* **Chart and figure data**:
#####
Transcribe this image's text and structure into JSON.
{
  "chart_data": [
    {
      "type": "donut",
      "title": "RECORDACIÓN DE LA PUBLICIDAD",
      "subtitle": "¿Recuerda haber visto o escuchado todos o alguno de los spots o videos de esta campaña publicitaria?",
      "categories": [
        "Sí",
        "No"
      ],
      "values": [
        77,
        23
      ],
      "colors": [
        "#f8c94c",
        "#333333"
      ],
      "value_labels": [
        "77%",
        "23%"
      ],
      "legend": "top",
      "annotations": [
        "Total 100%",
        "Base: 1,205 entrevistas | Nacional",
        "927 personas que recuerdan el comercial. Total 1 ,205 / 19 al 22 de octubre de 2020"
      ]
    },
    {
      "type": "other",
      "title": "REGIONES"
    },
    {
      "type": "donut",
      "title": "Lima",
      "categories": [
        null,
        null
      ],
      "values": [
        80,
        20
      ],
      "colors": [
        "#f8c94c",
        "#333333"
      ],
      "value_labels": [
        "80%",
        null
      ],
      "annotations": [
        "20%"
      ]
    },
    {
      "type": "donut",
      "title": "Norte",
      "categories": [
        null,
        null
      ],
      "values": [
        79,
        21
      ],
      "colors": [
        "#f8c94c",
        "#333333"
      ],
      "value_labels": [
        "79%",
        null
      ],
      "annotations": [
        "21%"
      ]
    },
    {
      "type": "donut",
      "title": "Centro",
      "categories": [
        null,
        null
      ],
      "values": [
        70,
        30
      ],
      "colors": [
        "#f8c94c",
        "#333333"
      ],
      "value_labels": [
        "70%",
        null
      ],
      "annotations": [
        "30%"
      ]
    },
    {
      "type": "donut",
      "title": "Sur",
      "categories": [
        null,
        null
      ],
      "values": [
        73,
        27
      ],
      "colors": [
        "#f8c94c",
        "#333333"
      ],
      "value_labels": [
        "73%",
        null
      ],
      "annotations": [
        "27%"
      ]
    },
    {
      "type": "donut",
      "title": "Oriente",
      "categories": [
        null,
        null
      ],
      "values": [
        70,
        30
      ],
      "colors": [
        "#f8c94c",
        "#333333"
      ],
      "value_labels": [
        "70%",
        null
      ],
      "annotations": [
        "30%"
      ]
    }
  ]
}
#####
* **Requirement**: All of the entries should be written out again exactly.

* **Full response**:
Transcribe this image's text and structure into JSON.
{
  "chart_data": [
    {
      "type": "donut",
      "title": "RECORDACIÓN DE LA PUBLICIDAD",
      "subtitle": "¿Recuerda haber visto o escuchado todos o alguno de los spots o videos de esta campaña publicitaria?",
      "categories": [
        "Sí",
        "No"
      ],
      "values": [
        77,
        23
      ],
      "colors": [
        "#f8c94c",
        "#333333"
      ],
      "value_labels": [
        "77%",
        "23%"
      ],
      "legend": "top",
      "annotations": [
        "Total 100%",
        "Base: 1,205 entrevistas | Nacional",
        "927 personas que recuerdan el comercial. Total 1 ,205 / 19 al 22 de octubre de 2020"
      ]
    },
    {
      "type": "other",
      "title": "REGIONES"
    },
    {
      "type": "donut",
      "title": "Lima",
      "categories": [
        null,
        null
      ],
      "values": [
        80,
        20
      ],
      "colors": [
        "#f8c94c",
        "#333333"
      ],
      "value_labels": [
        "80%",
        null
      ],
      "annotations": [
        "20%"
      ]
    },
    {
      "type": "donut",
      "title": "Norte",
      "categories": [
        null,
        null
      ],
      "values": [
        79,
        21
      ],
      "colors": [
        "#f8c94c",
        "#333333"
      ],
      "value_labels": [
        "79%",
        null
      ],
      "annotations": [
        "21%"
      ]
    },
    {
      "type": "donut",
      "title": "Centro",
      "categories": [
        null,
        null
      ],
      "values": [
        70,
        30
      ],
      "colors": [
        "#f8c94c",
        "#333333"
      ],
      "value_labels": [
        "70%",
        null
      ],
      "annotations": [
        "30%"
      ]
    },
    {
      "type": "donut",
      "title": "Sur",
      "categories": [
        null,
        null
      ],
      "values": [
        73,
        27
      ],
      "colors": [
        "#f8c94c",
        "#333333"
      ],
      "value_labels": [
        "73%",
        null
      ],
      "annotations": [
        "27%"
      ]
    },
    {
      "type": "donut",
      "title": "Oriente",
      "categories": [
        null,
        null
      ],
      "values": [
        70,
        30
      ],
      "colors": [
        "#f8c94c",
        "#333333"
      ],
      "value_labels": [
        "70%",
        null
      ],
      "annotations": [
        "30%"
      ]
    }
  ]
}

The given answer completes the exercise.